### Exercise goal
Answer with a single number, the count of lines holding the word "home".

○ ○ ○ ○ ○ ○ ○

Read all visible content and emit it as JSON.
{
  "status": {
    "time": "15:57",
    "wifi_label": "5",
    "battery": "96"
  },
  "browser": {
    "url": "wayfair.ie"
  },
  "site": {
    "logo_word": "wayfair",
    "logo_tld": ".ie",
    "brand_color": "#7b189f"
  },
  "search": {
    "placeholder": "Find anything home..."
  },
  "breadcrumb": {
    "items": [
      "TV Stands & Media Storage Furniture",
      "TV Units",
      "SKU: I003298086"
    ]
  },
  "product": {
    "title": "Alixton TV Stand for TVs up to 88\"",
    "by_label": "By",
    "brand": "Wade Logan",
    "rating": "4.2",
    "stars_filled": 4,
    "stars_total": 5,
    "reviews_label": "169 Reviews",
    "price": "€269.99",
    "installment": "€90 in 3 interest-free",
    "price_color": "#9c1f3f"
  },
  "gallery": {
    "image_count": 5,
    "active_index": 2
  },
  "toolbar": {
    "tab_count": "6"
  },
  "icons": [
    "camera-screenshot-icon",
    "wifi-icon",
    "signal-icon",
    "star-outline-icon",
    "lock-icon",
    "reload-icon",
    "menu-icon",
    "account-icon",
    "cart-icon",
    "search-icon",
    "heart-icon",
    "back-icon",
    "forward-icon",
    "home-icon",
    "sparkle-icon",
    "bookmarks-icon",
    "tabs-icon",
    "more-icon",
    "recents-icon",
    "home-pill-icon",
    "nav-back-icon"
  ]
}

○ ○ ○ ○ ○ ○ ○

### Task answer
3